(Records for the task)
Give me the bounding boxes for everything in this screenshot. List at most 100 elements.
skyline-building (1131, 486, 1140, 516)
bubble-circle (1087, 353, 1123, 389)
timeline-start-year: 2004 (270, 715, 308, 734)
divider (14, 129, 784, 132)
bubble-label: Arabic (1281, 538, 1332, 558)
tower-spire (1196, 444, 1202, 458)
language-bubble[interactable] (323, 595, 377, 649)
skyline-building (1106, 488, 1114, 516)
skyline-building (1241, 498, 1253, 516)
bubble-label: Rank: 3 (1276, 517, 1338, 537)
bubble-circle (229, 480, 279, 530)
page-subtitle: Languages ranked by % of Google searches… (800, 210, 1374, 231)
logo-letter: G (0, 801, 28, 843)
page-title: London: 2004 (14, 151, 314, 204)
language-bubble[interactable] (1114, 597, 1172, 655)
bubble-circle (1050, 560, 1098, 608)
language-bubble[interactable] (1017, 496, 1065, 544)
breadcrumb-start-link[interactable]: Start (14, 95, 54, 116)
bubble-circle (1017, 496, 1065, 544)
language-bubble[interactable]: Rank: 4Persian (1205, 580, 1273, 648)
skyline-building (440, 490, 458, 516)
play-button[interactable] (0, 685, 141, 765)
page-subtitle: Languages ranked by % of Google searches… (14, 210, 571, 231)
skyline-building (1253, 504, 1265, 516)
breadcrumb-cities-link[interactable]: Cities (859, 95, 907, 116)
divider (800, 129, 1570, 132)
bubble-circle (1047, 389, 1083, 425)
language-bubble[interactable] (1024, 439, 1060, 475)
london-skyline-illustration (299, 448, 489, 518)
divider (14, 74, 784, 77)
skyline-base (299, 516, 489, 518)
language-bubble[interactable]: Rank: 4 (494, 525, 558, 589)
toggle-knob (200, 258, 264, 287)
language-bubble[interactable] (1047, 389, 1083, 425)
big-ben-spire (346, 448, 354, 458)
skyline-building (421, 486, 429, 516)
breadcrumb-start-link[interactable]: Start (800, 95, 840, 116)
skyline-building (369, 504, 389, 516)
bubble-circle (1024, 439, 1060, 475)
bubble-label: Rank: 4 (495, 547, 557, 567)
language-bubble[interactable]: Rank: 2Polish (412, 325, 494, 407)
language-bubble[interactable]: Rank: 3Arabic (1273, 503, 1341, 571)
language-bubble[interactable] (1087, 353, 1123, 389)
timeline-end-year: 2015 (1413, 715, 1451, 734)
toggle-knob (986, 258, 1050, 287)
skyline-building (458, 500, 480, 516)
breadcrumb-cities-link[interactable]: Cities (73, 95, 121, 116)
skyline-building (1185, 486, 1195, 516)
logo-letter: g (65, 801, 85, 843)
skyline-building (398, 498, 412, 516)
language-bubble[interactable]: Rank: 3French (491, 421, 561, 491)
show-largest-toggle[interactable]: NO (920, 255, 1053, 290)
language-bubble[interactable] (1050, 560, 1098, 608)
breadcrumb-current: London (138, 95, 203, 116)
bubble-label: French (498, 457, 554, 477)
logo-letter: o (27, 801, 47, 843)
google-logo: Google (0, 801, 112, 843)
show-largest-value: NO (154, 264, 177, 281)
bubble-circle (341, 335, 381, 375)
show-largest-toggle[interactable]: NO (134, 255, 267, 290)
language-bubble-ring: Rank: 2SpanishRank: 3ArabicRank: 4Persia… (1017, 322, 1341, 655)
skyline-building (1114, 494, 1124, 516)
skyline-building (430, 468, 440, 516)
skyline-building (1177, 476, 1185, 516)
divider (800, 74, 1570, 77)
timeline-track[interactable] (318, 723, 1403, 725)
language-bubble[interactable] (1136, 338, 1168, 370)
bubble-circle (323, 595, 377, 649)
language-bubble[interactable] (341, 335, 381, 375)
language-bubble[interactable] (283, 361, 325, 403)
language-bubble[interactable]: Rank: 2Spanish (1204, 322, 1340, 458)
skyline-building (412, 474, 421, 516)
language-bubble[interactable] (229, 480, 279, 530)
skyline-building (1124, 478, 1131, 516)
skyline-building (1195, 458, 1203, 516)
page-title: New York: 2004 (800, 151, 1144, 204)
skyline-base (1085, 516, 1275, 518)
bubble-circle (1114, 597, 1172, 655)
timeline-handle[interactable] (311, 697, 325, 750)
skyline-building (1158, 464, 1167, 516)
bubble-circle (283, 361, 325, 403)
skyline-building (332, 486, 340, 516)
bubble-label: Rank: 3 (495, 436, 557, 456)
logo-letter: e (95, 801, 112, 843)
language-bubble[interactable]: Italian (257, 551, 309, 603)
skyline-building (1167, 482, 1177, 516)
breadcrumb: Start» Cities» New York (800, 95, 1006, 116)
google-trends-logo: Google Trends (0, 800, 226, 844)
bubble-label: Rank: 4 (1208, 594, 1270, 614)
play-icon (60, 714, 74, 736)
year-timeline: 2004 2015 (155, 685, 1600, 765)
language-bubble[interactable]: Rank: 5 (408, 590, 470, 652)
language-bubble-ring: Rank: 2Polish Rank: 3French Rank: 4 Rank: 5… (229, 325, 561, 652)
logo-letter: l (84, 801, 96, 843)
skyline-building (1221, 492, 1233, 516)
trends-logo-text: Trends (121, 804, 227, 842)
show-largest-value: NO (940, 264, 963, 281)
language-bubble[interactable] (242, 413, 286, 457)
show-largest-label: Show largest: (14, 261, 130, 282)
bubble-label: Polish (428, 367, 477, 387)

(Given task) Convert every line of the records above into a JSON array of strings, one string per line, with blank lines omitted.

(Solution to this problem)
[
  "Give me the bounding boxes for everything in this screenshot. List at most 100 elements.",
  "skyline-building (1131, 486, 1140, 516)",
  "bubble-circle (1087, 353, 1123, 389)",
  "timeline-start-year: 2004 (270, 715, 308, 734)",
  "divider (14, 129, 784, 132)",
  "bubble-label: Arabic (1281, 538, 1332, 558)",
  "tower-spire (1196, 444, 1202, 458)",
  "language-bubble[interactable] (323, 595, 377, 649)",
  "skyline-building (1106, 488, 1114, 516)",
  "skyline-building (1241, 498, 1253, 516)",
  "bubble-label: Rank: 3 (1276, 517, 1338, 537)",
  "bubble-circle (229, 480, 279, 530)",
  "page-subtitle: Languages ranked by % of Google searches… (800, 210, 1374, 231)",
  "logo-letter: G (0, 801, 28, 843)",
  "page-title: London: 2004 (14, 151, 314, 204)",
  "language-bubble[interactable] (1114, 597, 1172, 655)",
  "bubble-circle (1050, 560, 1098, 608)",
  "language-bubble[interactable] (1017, 496, 1065, 544)",
  "breadcrumb-start-link[interactable]: Start (14, 95, 54, 116)",
  "bubble-circle (1017, 496, 1065, 544)",
  "language-bubble[interactable]: Rank: 4Persian (1205, 580, 1273, 648)",
  "skyline-building (440, 490, 458, 516)",
  "play-button[interactable] (0, 685, 141, 765)",
  "page-subtitle: Languages ranked by % of Google searches… (14, 210, 571, 231)",
  "skyline-building (1253, 504, 1265, 516)",
  "breadcrumb-cities-link[interactable]: Cities (859, 95, 907, 116)",
  "divider (800, 129, 1570, 132)",
  "bubble-circle (1047, 389, 1083, 425)",
  "language-bubble[interactable] (1024, 439, 1060, 475)",
  "london-skyline-illustration (299, 448, 489, 518)",
  "divider (14, 74, 784, 77)",
  "skyline-base (299, 516, 489, 518)",
  "language-bubble[interactable]: Rank: 4 (494, 525, 558, 589)",
  "toggle-knob (200, 258, 264, 287)",
  "language-bubble[interactable] (1047, 389, 1083, 425)",
  "big-ben-spire (346, 448, 354, 458)",
  "skyline-building (421, 486, 429, 516)",
  "breadcrumb-start-link[interactable]: Start (800, 95, 840, 116)",
  "skyline-building (369, 504, 389, 516)",
  "bubble-circle (1024, 439, 1060, 475)",
  "bubble-label: Rank: 4 (495, 547, 557, 567)",
  "language-bubble[interactable]: Rank: 2Polish (412, 325, 494, 407)",
  "language-bubble[interactable]: Rank: 3Arabic (1273, 503, 1341, 571)",
  "language-bubble[interactable] (1087, 353, 1123, 389)",
  "timeline-end-year: 2015 (1413, 715, 1451, 734)",
  "toggle-knob (986, 258, 1050, 287)",
  "skyline-building (458, 500, 480, 516)",
  "breadcrumb-cities-link[interactable]: Cities (73, 95, 121, 116)",
  "skyline-building (1185, 486, 1195, 516)",
  "logo-letter: g (65, 801, 85, 843)",
  "skyline-building (398, 498, 412, 516)",
  "language-bubble[interactable]: Rank: 3French (491, 421, 561, 491)",
  "show-largest-toggle[interactable]: NO (920, 255, 1053, 290)",
  "language-bubble[interactable] (1050, 560, 1098, 608)",
  "breadcrumb-current: London (138, 95, 203, 116)",
  "bubble-label: French (498, 457, 554, 477)",
  "logo-letter: o (27, 801, 47, 843)",
  "google-logo: Google (0, 801, 112, 843)",
  "show-largest-value: NO (154, 264, 177, 281)",
  "bubble-circle (341, 335, 381, 375)",
  "show-largest-toggle[interactable]: NO (134, 255, 267, 290)",
  "language-bubble-ring: Rank: 2SpanishRank: 3ArabicRank: 4Persia… (1017, 322, 1341, 655)",
  "skyline-building (1114, 494, 1124, 516)",
  "skyline-building (430, 468, 440, 516)",
  "skyline-building (1177, 476, 1185, 516)",
  "divider (800, 74, 1570, 77)",
  "timeline-track[interactable] (318, 723, 1403, 725)",
  "language-bubble[interactable] (1136, 338, 1168, 370)",
  "bubble-circle (323, 595, 377, 649)",
  "language-bubble[interactable] (341, 335, 381, 375)",
  "language-bubble[interactable] (283, 361, 325, 403)",
  "language-bubble[interactable]: Rank: 2Spanish (1204, 322, 1340, 458)",
  "skyline-building (412, 474, 421, 516)",
  "language-bubble[interactable] (229, 480, 279, 530)",
  "skyline-building (1124, 478, 1131, 516)",
  "skyline-building (1195, 458, 1203, 516)",
  "page-title: New York: 2004 (800, 151, 1144, 204)",
  "skyline-base (1085, 516, 1275, 518)",
  "bubble-circle (1114, 597, 1172, 655)",
  "timeline-handle[interactable] (311, 697, 325, 750)",
  "skyline-building (1158, 464, 1167, 516)",
  "bubble-circle (283, 361, 325, 403)",
  "skyline-building (332, 486, 340, 516)",
  "bubble-label: Rank: 3 (495, 436, 557, 456)",
  "logo-letter: e (95, 801, 112, 843)",
  "language-bubble[interactable]: Italian (257, 551, 309, 603)",
  "skyline-building (1167, 482, 1177, 516)",
  "breadcrumb: Start» Cities» New York (800, 95, 1006, 116)",
  "google-trends-logo: Google Trends (0, 800, 226, 844)",
  "bubble-label: Rank: 4 (1208, 594, 1270, 614)",
  "play-icon (60, 714, 74, 736)",
  "year-timeline: 2004 2015 (155, 685, 1600, 765)",
  "language-bubble[interactable]: Rank: 5 (408, 590, 470, 652)",
  "language-bubble-ring: Rank: 2Polish Rank: 3French Rank: 4 Rank: 5… (229, 325, 561, 652)",
  "logo-letter: l (84, 801, 96, 843)",
  "skyline-building (1221, 492, 1233, 516)",
  "trends-logo-text: Trends (121, 804, 227, 842)",
  "show-largest-value: NO (940, 264, 963, 281)",
  "language-bubble[interactable] (242, 413, 286, 457)",
  "show-largest-label: Show largest: (14, 261, 130, 282)",
  "bubble-label: Polish (428, 367, 477, 387)"
]